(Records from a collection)
------------------------------------------------------------

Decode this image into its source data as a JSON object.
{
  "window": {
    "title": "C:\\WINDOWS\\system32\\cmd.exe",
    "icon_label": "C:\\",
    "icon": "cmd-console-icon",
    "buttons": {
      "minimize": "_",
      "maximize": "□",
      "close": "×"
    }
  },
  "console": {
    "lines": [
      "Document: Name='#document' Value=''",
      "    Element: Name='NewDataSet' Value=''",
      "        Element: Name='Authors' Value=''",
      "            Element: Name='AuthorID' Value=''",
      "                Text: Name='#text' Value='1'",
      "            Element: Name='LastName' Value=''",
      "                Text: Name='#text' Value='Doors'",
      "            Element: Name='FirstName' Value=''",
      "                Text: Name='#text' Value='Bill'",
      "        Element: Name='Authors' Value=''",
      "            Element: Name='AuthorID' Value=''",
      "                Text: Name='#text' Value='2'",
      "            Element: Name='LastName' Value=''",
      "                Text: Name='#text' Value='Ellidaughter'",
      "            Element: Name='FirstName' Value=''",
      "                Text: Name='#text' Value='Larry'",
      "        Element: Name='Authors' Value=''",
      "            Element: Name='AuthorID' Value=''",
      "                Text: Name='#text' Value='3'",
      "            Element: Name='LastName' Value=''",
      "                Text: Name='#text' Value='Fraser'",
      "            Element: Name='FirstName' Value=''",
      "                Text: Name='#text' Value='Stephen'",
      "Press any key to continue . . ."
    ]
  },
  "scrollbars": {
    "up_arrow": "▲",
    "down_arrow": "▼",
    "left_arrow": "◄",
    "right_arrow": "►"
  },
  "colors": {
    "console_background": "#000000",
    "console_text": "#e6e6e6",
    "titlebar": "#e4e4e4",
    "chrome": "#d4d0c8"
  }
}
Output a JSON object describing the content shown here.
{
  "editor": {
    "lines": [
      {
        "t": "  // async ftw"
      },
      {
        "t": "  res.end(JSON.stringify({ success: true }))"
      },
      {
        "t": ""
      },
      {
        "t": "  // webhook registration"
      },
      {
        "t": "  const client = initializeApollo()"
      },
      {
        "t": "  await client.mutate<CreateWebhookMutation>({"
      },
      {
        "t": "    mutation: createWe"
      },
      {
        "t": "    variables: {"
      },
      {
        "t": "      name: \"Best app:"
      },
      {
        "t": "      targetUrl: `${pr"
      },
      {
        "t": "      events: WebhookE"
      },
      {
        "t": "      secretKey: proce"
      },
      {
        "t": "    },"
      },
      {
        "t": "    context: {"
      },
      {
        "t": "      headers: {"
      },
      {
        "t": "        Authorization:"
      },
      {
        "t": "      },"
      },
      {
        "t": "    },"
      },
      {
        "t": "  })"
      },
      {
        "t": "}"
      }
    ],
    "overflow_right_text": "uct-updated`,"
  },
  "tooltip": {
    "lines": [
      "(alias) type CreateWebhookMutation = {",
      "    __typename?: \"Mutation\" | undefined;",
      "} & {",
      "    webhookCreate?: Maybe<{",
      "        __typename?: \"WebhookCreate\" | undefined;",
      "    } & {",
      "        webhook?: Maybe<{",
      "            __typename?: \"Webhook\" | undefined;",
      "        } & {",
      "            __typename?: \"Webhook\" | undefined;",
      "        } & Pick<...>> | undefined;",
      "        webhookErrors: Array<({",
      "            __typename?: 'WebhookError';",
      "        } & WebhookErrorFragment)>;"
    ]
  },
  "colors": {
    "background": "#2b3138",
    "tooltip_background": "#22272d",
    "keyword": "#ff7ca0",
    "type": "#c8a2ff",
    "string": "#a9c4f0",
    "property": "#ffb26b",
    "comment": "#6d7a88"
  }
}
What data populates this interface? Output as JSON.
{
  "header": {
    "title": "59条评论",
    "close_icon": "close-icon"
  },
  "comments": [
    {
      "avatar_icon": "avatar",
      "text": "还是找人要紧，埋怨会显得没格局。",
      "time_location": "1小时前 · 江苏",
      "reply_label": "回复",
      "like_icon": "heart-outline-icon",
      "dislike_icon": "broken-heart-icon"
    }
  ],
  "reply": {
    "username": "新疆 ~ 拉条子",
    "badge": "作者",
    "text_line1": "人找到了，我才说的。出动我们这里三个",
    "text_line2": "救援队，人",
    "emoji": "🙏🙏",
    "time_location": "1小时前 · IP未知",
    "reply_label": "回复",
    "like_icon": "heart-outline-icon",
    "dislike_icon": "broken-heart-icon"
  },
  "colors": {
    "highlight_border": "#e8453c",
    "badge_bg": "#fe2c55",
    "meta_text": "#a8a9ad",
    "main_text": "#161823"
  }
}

------------------------------------------------------------

* Requirement: Set down every record above exactly as given.

* Full solution:
Decode this image into its source data as a JSON object.
{
  "window": {
    "title": "C:\\WINDOWS\\system32\\cmd.exe",
    "icon_label": "C:\\",
    "icon": "cmd-console-icon",
    "buttons": {
      "minimize": "_",
      "maximize": "□",
      "close": "×"
    }
  },
  "console": {
    "lines": [
      "Document: Name='#document' Value=''",
      "    Element: Name='NewDataSet' Value=''",
      "        Element: Name='Authors' Value=''",
      "            Element: Name='AuthorID' Value=''",
      "                Text: Name='#text' Value='1'",
      "            Element: Name='LastName' Value=''",
      "                Text: Name='#text' Value='Doors'",
      "            Element: Name='FirstName' Value=''",
      "                Text: Name='#text' Value='Bill'",
      "        Element: Name='Authors' Value=''",
      "            Element: Name='AuthorID' Value=''",
      "                Text: Name='#text' Value='2'",
      "            Element: Name='LastName' Value=''",
      "                Text: Name='#text' Value='Ellidaughter'",
      "            Element: Name='FirstName' Value=''",
      "                Text: Name='#text' Value='Larry'",
      "        Element: Name='Authors' Value=''",
      "            Element: Name='AuthorID' Value=''",
      "                Text: Name='#text' Value='3'",
      "            Element: Name='LastName' Value=''",
      "                Text: Name='#text' Value='Fraser'",
      "            Element: Name='FirstName' Value=''",
      "                Text: Name='#text' Value='Stephen'",
      "Press any key to continue . . ."
    ]
  },
  "scrollbars": {
    "up_arrow": "▲",
    "down_arrow": "▼",
    "left_arrow": "◄",
    "right_arrow": "►"
  },
  "colors": {
    "console_background": "#000000",
    "console_text": "#e6e6e6",
    "titlebar": "#e4e4e4",
    "chrome": "#d4d0c8"
  }
}
Output a JSON object describing the content shown here.
{
  "editor": {
    "lines": [
      {
        "t": "  // async ftw"
      },
      {
        "t": "  res.end(JSON.stringify({ success: true }))"
      },
      {
        "t": ""
      },
      {
        "t": "  // webhook registration"
      },
      {
        "t": "  const client = initializeApollo()"
      },
      {
        "t": "  await client.mutate<CreateWebhookMutation>({"
      },
      {
        "t": "    mutation: createWe"
      },
      {
        "t": "    variables: {"
      },
      {
        "t": "      name: \"Best app:"
      },
      {
        "t": "      targetUrl: `${pr"
      },
      {
        "t": "      events: WebhookE"
      },
      {
        "t": "      secretKey: proce"
      },
      {
        "t": "    },"
      },
      {
        "t": "    context: {"
      },
      {
        "t": "      headers: {"
      },
      {
        "t": "        Authorization:"
      },
      {
        "t": "      },"
      },
      {
        "t": "    },"
      },
      {
        "t": "  })"
      },
      {
        "t": "}"
      }
    ],
    "overflow_right_text": "uct-updated`,"
  },
  "tooltip": {
    "lines": [
      "(alias) type CreateWebhookMutation = {",
      "    __typename?: \"Mutation\" | undefined;",
      "} & {",
      "    webhookCreate?: Maybe<{",
      "        __typename?: \"WebhookCreate\" | undefined;",
      "    } & {",
      "        webhook?: Maybe<{",
      "            __typename?: \"Webhook\" | undefined;",
      "        } & {",
      "            __typename?: \"Webhook\" | undefined;",
      "        } & Pick<...>> | undefined;",
      "        webhookErrors: Array<({",
      "            __typename?: 'WebhookError';",
      "        } & WebhookErrorFragment)>;"
    ]
  },
  "colors": {
    "background": "#2b3138",
    "tooltip_background": "#22272d",
    "keyword": "#ff7ca0",
    "type": "#c8a2ff",
    "string": "#a9c4f0",
    "property": "#ffb26b",
    "comment": "#6d7a88"
  }
}
What data populates this interface? Output as JSON.
{
  "header": {
    "title": "59条评论",
    "close_icon": "close-icon"
  },
  "comments": [
    {
      "avatar_icon": "avatar",
      "text": "还是找人要紧，埋怨会显得没格局。",
      "time_location": "1小时前 · 江苏",
      "reply_label": "回复",
      "like_icon": "heart-outline-icon",
      "dislike_icon": "broken-heart-icon"
    }
  ],
  "reply": {
    "username": "新疆 ~ 拉条子",
    "badge": "作者",
    "text_line1": "人找到了，我才说的。出动我们这里三个",
    "text_line2": "救援队，人",
    "emoji": "🙏🙏",
    "time_location": "1小时前 · IP未知",
    "reply_label": "回复",
    "like_icon": "heart-outline-icon",
    "dislike_icon": "broken-heart-icon"
  },
  "colors": {
    "highlight_border": "#e8453c",
    "badge_bg": "#fe2c55",
    "meta_text": "#a8a9ad",
    "main_text": "#161823"
  }
}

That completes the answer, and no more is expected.